--- Given task ---
Filter the entries below, keeping every line that has the word "possible".

Supplied data start

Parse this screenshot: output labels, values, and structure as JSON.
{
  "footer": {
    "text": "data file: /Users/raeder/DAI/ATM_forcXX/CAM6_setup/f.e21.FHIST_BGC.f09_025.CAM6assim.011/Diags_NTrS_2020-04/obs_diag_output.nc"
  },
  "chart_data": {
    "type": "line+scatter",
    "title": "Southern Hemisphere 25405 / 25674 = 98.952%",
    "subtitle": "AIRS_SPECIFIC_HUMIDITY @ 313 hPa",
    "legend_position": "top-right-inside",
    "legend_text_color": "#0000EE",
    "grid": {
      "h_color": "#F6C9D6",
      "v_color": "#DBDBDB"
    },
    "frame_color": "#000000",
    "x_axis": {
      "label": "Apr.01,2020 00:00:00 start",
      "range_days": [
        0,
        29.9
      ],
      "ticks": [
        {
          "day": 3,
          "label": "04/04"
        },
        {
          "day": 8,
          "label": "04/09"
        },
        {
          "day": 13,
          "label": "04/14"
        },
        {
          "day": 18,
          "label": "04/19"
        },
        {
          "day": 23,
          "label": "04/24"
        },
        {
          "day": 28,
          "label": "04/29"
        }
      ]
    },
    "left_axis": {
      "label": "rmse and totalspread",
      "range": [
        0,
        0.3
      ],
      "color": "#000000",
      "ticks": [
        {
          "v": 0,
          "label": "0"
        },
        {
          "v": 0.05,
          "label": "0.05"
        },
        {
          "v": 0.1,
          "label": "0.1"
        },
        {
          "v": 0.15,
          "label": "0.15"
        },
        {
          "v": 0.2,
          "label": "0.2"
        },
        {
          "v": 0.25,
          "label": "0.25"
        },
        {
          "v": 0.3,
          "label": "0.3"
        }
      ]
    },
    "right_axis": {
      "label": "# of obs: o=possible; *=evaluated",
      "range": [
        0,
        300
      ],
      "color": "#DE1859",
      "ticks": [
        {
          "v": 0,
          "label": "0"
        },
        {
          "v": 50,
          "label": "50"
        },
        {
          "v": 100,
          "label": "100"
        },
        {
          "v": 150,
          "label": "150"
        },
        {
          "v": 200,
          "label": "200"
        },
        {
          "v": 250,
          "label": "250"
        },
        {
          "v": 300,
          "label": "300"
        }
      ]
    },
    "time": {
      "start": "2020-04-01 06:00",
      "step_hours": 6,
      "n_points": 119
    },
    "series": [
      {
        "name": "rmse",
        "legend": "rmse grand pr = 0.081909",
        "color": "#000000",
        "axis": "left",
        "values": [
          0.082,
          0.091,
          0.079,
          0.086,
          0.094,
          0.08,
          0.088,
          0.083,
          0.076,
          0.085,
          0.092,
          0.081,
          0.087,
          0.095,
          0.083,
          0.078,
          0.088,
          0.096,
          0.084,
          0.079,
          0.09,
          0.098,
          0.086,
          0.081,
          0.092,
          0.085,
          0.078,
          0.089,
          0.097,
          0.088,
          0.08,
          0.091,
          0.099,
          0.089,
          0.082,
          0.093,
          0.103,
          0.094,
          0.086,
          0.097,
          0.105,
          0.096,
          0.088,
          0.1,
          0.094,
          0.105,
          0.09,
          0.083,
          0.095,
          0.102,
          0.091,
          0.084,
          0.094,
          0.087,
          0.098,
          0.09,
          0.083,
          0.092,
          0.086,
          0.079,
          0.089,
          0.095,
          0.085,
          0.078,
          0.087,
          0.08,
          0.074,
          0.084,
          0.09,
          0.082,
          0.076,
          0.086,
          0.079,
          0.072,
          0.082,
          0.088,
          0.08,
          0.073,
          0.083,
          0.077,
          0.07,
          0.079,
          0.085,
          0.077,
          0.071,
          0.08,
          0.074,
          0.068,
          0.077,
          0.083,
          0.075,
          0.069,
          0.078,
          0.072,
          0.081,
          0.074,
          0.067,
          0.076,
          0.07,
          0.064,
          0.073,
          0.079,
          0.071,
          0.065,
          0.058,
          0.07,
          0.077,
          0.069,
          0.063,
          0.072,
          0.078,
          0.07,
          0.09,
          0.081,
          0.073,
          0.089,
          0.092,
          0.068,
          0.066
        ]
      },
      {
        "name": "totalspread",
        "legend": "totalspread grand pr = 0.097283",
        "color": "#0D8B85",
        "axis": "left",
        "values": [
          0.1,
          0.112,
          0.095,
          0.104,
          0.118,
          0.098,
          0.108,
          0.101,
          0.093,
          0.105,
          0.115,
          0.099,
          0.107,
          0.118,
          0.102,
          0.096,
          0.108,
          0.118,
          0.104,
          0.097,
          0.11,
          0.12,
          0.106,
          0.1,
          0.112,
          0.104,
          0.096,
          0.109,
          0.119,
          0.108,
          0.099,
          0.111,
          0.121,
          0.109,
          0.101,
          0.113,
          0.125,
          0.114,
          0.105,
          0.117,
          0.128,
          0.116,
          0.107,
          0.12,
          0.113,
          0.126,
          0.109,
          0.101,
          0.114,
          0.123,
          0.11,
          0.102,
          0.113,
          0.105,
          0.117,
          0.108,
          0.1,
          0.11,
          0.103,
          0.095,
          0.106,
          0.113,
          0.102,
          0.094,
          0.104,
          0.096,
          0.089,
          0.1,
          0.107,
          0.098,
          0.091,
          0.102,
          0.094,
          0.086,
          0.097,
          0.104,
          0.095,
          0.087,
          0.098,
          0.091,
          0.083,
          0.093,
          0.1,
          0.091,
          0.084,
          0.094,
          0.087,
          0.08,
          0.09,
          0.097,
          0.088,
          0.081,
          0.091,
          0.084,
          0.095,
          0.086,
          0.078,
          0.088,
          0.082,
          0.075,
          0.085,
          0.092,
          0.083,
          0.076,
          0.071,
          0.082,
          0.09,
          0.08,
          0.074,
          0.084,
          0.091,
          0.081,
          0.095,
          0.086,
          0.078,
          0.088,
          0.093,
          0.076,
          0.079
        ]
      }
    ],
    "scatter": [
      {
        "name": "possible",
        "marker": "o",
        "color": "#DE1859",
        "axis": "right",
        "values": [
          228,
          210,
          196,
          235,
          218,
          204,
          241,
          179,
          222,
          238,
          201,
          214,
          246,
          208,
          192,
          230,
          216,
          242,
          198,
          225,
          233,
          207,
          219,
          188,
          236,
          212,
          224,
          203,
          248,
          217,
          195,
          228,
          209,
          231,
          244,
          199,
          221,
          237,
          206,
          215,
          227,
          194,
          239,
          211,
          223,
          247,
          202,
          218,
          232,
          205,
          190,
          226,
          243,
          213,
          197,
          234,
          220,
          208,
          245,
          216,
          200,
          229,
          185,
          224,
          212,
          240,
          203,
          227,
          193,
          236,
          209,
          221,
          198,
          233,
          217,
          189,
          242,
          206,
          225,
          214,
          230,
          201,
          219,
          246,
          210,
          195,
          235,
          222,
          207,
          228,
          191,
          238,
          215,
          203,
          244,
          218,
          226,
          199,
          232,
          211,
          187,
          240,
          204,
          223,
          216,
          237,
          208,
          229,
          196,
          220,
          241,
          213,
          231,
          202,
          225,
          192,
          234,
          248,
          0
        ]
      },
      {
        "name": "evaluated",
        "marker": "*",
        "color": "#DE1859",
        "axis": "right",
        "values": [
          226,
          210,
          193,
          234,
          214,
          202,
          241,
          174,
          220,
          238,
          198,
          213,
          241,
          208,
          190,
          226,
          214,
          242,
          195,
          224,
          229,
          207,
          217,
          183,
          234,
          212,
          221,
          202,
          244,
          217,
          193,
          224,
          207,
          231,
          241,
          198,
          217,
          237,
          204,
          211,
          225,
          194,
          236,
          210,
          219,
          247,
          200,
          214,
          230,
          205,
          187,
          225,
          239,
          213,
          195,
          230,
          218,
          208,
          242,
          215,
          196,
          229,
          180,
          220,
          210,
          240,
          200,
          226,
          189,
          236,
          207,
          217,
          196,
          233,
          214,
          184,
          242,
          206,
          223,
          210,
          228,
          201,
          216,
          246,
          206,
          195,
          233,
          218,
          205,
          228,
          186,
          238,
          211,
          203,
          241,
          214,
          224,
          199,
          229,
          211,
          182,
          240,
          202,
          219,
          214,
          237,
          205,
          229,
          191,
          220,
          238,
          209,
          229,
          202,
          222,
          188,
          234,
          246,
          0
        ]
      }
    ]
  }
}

Supplied data end

--- Result for this exercise ---
      "label": "# of obs: o=possible; *=evaluated",
        "name": "possible",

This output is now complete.